■ **Given request**
Edit the listing below by changing every "Point" to "Marker" and leaving all other text as it is.

■ **Data to process**
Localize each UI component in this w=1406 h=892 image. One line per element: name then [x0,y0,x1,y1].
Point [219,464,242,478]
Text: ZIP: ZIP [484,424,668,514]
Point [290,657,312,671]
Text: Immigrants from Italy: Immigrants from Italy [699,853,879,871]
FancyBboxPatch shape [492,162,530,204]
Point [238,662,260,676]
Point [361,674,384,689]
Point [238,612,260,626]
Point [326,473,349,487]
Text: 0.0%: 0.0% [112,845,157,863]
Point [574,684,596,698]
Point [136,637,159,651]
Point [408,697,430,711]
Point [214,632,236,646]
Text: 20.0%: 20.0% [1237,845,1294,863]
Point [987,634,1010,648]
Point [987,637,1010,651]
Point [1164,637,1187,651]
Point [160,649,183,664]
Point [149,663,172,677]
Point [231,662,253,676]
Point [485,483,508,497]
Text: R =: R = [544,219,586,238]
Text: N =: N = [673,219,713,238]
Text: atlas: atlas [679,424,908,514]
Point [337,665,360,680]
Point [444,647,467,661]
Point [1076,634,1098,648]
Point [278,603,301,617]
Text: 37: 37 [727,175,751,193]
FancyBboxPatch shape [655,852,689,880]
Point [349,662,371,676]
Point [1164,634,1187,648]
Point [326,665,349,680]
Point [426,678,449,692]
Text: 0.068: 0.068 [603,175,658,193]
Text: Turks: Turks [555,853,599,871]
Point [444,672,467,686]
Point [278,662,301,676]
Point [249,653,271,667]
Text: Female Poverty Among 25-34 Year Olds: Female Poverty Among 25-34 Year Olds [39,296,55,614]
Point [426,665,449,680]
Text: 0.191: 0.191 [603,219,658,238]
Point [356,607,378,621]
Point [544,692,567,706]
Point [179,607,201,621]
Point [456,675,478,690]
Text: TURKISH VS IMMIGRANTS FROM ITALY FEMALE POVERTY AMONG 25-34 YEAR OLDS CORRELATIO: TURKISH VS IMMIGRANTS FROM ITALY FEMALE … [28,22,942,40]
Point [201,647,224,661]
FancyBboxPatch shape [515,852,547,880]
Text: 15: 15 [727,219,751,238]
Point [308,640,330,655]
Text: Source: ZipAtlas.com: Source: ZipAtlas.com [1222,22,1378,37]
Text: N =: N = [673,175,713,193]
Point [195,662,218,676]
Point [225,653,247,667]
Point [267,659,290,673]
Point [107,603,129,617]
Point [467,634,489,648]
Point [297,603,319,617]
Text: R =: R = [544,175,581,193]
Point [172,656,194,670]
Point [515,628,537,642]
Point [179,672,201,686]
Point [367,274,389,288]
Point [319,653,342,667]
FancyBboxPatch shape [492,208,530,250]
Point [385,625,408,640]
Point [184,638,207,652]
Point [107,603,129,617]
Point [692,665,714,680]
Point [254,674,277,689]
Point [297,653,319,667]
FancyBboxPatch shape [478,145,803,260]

■ **Task solution**
Localize each UI component in this w=1406 h=892 image. One line per element: name then [x0,y0,x1,y1].
Marker [219,464,242,478]
Text: ZIP: ZIP [484,424,668,514]
Marker [290,657,312,671]
Text: Immigrants from Italy: Immigrants from Italy [699,853,879,871]
FancyBboxPatch shape [492,162,530,204]
Marker [238,662,260,676]
Marker [361,674,384,689]
Marker [238,612,260,626]
Marker [326,473,349,487]
Text: 0.0%: 0.0% [112,845,157,863]
Marker [574,684,596,698]
Marker [136,637,159,651]
Marker [408,697,430,711]
Marker [214,632,236,646]
Text: 20.0%: 20.0% [1237,845,1294,863]
Marker [987,634,1010,648]
Marker [987,637,1010,651]
Marker [1164,637,1187,651]
Marker [160,649,183,664]
Marker [149,663,172,677]
Marker [231,662,253,676]
Marker [485,483,508,497]
Text: R =: R = [544,219,586,238]
Text: N =: N = [673,219,713,238]
Text: atlas: atlas [679,424,908,514]
Marker [337,665,360,680]
Marker [444,647,467,661]
Marker [1076,634,1098,648]
Marker [278,603,301,617]
Text: 37: 37 [727,175,751,193]
FancyBboxPatch shape [655,852,689,880]
Marker [349,662,371,676]
Marker [1164,634,1187,648]
Marker [326,665,349,680]
Marker [426,678,449,692]
Text: 0.068: 0.068 [603,175,658,193]
Text: Turks: Turks [555,853,599,871]
Marker [444,672,467,686]
Marker [278,662,301,676]
Marker [249,653,271,667]
Text: Female Poverty Among 25-34 Year Olds: Female Poverty Among 25-34 Year Olds [39,296,55,614]
Marker [426,665,449,680]
Text: 0.191: 0.191 [603,219,658,238]
Marker [356,607,378,621]
Marker [544,692,567,706]
Marker [179,607,201,621]
Marker [456,675,478,690]
Text: TURKISH VS IMMIGRANTS FROM ITALY FEMALE POVERTY AMONG 25-34 YEAR OLDS CORRELATIO: TURKISH VS IMMIGRANTS FROM ITALY FEMALE … [28,22,942,40]
Marker [201,647,224,661]
FancyBboxPatch shape [515,852,547,880]
Text: 15: 15 [727,219,751,238]
Marker [308,640,330,655]
Text: Source: ZipAtlas.com: Source: ZipAtlas.com [1222,22,1378,37]
Text: N =: N = [673,175,713,193]
Marker [195,662,218,676]
Marker [225,653,247,667]
Marker [267,659,290,673]
Marker [107,603,129,617]
Marker [467,634,489,648]
Marker [297,603,319,617]
Text: R =: R = [544,175,581,193]
Marker [172,656,194,670]
Marker [515,628,537,642]
Marker [179,672,201,686]
Marker [367,274,389,288]
Marker [319,653,342,667]
FancyBboxPatch shape [492,208,530,250]
Marker [385,625,408,640]
Marker [184,638,207,652]
Marker [107,603,129,617]
Marker [692,665,714,680]
Marker [254,674,277,689]
Marker [297,653,319,667]
FancyBboxPatch shape [478,145,803,260]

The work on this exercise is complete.